____ Data extract

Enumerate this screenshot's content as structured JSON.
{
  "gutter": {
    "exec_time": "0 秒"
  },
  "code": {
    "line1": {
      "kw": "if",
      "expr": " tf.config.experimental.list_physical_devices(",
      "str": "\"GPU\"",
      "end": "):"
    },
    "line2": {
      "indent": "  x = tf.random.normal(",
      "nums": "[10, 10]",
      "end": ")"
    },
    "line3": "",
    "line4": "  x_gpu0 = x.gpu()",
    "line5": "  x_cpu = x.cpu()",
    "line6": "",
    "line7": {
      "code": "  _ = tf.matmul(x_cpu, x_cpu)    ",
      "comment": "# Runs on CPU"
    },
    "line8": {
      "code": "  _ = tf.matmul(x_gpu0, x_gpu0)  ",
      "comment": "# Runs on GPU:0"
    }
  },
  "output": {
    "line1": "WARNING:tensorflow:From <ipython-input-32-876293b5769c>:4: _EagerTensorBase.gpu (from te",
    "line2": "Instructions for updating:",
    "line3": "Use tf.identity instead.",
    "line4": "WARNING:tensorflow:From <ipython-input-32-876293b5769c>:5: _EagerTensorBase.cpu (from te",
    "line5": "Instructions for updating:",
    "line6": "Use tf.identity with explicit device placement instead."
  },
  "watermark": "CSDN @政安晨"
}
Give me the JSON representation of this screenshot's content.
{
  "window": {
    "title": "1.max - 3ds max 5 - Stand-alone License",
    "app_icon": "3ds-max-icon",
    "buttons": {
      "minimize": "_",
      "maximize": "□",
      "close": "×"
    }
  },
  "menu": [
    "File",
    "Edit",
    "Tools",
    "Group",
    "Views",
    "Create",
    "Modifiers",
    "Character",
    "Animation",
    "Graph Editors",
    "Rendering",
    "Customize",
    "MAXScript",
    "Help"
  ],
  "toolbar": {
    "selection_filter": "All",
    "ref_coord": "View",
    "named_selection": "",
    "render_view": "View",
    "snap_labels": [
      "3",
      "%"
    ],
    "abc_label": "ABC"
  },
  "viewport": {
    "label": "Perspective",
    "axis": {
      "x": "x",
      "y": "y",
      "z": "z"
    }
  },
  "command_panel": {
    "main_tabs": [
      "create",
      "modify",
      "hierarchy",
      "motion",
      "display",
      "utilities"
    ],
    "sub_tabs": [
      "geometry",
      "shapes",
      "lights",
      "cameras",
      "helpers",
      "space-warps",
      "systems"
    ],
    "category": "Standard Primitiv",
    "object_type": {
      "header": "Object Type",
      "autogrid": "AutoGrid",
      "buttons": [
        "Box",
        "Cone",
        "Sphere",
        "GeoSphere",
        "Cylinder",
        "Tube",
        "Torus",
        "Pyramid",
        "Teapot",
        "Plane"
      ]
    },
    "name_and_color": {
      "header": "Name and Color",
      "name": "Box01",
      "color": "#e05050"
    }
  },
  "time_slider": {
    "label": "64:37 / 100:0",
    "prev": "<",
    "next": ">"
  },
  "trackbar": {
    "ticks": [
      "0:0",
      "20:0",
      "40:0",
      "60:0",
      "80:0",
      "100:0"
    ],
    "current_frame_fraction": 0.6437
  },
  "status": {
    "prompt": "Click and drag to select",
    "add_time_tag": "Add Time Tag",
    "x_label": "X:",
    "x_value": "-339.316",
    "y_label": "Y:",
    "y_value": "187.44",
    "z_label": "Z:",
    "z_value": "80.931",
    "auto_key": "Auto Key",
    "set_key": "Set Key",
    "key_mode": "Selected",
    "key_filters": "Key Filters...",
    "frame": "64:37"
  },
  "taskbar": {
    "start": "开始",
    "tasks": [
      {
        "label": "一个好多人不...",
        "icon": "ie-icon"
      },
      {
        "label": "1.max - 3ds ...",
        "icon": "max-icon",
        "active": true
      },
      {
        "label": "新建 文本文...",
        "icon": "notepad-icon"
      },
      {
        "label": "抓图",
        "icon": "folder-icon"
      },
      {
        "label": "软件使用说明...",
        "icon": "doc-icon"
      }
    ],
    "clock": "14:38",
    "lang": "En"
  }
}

________

Task directions: Emit the full listing verbatim.

Task solution:
Enumerate this screenshot's content as structured JSON.
{
  "gutter": {
    "exec_time": "0 秒"
  },
  "code": {
    "line1": {
      "kw": "if",
      "expr": " tf.config.experimental.list_physical_devices(",
      "str": "\"GPU\"",
      "end": "):"
    },
    "line2": {
      "indent": "  x = tf.random.normal(",
      "nums": "[10, 10]",
      "end": ")"
    },
    "line3": "",
    "line4": "  x_gpu0 = x.gpu()",
    "line5": "  x_cpu = x.cpu()",
    "line6": "",
    "line7": {
      "code": "  _ = tf.matmul(x_cpu, x_cpu)    ",
      "comment": "# Runs on CPU"
    },
    "line8": {
      "code": "  _ = tf.matmul(x_gpu0, x_gpu0)  ",
      "comment": "# Runs on GPU:0"
    }
  },
  "output": {
    "line1": "WARNING:tensorflow:From <ipython-input-32-876293b5769c>:4: _EagerTensorBase.gpu (from te",
    "line2": "Instructions for updating:",
    "line3": "Use tf.identity instead.",
    "line4": "WARNING:tensorflow:From <ipython-input-32-876293b5769c>:5: _EagerTensorBase.cpu (from te",
    "line5": "Instructions for updating:",
    "line6": "Use tf.identity with explicit device placement instead."
  },
  "watermark": "CSDN @政安晨"
}
Give me the JSON representation of this screenshot's content.
{
  "window": {
    "title": "1.max - 3ds max 5 - Stand-alone License",
    "app_icon": "3ds-max-icon",
    "buttons": {
      "minimize": "_",
      "maximize": "□",
      "close": "×"
    }
  },
  "menu": [
    "File",
    "Edit",
    "Tools",
    "Group",
    "Views",
    "Create",
    "Modifiers",
    "Character",
    "Animation",
    "Graph Editors",
    "Rendering",
    "Customize",
    "MAXScript",
    "Help"
  ],
  "toolbar": {
    "selection_filter": "All",
    "ref_coord": "View",
    "named_selection": "",
    "render_view": "View",
    "snap_labels": [
      "3",
      "%"
    ],
    "abc_label": "ABC"
  },
  "viewport": {
    "label": "Perspective",
    "axis": {
      "x": "x",
      "y": "y",
      "z": "z"
    }
  },
  "command_panel": {
    "main_tabs": [
      "create",
      "modify",
      "hierarchy",
      "motion",
      "display",
      "utilities"
    ],
    "sub_tabs": [
      "geometry",
      "shapes",
      "lights",
      "cameras",
      "helpers",
      "space-warps",
      "systems"
    ],
    "category": "Standard Primitiv",
    "object_type": {
      "header": "Object Type",
      "autogrid": "AutoGrid",
      "buttons": [
        "Box",
        "Cone",
        "Sphere",
        "GeoSphere",
        "Cylinder",
        "Tube",
        "Torus",
        "Pyramid",
        "Teapot",
        "Plane"
      ]
    },
    "name_and_color": {
      "header": "Name and Color",
      "name": "Box01",
      "color": "#e05050"
    }
  },
  "time_slider": {
    "label": "64:37 / 100:0",
    "prev": "<",
    "next": ">"
  },
  "trackbar": {
    "ticks": [
      "0:0",
      "20:0",
      "40:0",
      "60:0",
      "80:0",
      "100:0"
    ],
    "current_frame_fraction": 0.6437
  },
  "status": {
    "prompt": "Click and drag to select",
    "add_time_tag": "Add Time Tag",
    "x_label": "X:",
    "x_value": "-339.316",
    "y_label": "Y:",
    "y_value": "187.44",
    "z_label": "Z:",
    "z_value": "80.931",
    "auto_key": "Auto Key",
    "set_key": "Set Key",
    "key_mode": "Selected",
    "key_filters": "Key Filters...",
    "frame": "64:37"
  },
  "taskbar": {
    "start": "开始",
    "tasks": [
      {
        "label": "一个好多人不...",
        "icon": "ie-icon"
      },
      {
        "label": "1.max - 3ds ...",
        "icon": "max-icon",
        "active": true
      },
      {
        "label": "新建 文本文...",
        "icon": "notepad-icon"
      },
      {
        "label": "抓图",
        "icon": "folder-icon"
      },
      {
        "label": "软件使用说明...",
        "icon": "doc-icon"
      }
    ],
    "clock": "14:38",
    "lang": "En"
  }
}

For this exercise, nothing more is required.